Directions for this task
Which lines contain the word "JSON"? Return each of them as written.
========================================================================
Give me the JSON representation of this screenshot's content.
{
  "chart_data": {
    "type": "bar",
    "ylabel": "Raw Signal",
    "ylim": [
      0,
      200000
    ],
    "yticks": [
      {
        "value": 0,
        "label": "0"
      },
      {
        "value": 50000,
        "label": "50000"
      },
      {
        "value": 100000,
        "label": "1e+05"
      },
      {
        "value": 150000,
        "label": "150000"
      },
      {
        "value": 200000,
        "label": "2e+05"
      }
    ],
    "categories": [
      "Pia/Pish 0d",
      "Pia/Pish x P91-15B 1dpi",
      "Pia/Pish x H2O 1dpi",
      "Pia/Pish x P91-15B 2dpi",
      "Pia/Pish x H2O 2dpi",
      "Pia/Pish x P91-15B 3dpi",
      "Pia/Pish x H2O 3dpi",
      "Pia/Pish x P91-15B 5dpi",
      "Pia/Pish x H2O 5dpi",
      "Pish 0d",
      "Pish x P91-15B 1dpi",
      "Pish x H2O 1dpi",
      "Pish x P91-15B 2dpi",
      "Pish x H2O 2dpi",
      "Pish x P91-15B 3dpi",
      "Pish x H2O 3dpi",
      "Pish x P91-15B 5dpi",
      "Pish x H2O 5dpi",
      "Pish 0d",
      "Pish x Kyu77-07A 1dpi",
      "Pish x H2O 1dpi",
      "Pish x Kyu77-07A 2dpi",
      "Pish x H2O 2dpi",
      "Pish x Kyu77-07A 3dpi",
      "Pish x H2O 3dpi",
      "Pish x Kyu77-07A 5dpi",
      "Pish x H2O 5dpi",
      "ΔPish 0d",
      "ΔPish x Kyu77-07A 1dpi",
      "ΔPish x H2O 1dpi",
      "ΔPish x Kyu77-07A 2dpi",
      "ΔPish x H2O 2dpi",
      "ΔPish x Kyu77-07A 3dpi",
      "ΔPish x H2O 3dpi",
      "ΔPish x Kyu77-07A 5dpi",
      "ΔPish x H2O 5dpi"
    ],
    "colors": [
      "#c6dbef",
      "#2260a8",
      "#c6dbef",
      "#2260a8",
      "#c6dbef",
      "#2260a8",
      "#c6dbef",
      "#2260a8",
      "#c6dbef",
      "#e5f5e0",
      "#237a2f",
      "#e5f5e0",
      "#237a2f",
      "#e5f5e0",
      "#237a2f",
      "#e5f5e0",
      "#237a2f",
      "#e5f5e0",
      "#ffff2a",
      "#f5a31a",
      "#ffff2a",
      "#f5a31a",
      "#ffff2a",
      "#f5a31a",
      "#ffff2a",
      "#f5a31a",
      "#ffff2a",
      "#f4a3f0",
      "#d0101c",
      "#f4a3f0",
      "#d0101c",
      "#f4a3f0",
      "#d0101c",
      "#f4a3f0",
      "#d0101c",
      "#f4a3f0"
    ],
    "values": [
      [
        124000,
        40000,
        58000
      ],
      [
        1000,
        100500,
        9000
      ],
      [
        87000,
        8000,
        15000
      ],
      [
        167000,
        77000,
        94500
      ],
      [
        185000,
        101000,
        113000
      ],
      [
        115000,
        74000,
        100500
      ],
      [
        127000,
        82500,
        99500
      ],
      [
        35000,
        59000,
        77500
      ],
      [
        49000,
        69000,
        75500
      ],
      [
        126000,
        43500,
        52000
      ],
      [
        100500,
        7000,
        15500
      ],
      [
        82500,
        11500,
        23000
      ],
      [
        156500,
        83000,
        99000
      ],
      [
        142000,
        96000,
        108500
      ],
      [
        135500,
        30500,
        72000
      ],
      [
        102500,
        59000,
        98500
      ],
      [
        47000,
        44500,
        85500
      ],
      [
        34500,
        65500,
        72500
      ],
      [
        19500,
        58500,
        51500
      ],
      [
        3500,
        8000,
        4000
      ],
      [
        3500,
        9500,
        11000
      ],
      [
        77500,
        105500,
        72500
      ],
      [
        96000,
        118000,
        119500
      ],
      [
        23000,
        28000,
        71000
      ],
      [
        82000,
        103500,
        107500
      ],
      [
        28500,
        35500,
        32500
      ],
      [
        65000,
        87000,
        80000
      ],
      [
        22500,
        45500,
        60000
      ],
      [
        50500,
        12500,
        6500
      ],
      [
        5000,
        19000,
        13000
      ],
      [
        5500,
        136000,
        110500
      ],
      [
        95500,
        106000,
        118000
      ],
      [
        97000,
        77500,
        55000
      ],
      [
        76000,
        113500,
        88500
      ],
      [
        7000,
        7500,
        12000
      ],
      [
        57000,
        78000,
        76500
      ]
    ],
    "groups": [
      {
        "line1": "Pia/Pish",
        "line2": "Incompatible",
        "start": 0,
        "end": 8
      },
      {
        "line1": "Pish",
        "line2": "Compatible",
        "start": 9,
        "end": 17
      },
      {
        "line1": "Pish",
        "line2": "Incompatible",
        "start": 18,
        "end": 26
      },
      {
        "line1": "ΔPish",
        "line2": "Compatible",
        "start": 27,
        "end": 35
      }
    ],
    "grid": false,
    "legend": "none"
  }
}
========================================================================
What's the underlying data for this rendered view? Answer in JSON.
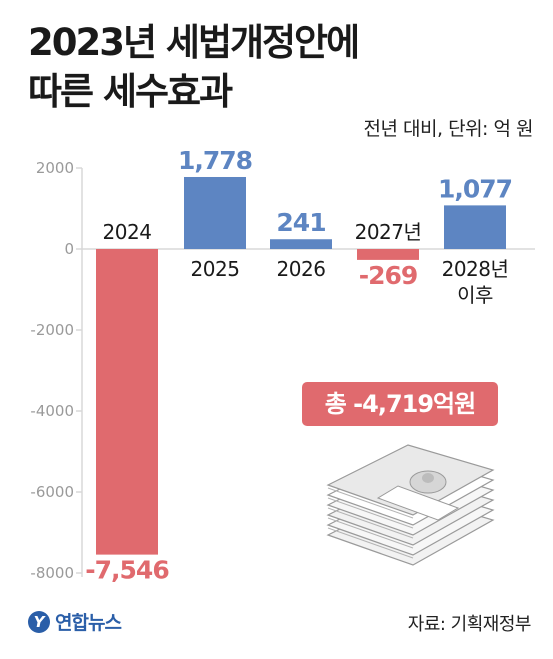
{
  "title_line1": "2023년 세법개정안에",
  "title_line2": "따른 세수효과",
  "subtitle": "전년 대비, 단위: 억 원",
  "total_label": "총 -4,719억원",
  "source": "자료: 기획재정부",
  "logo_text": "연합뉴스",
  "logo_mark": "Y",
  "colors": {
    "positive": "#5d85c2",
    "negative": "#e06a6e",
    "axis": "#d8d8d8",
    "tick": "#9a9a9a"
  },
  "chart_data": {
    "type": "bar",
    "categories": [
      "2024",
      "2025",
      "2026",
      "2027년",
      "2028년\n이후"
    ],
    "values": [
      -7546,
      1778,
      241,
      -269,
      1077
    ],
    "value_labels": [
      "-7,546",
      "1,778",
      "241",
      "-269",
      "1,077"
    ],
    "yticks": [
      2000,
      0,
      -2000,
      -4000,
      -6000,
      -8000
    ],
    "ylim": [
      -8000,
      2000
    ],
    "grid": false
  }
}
========================================================================
The completed task
Give me the JSON representation of this screenshot's content.
What's the underlying data for this rendered view? Answer in JSON.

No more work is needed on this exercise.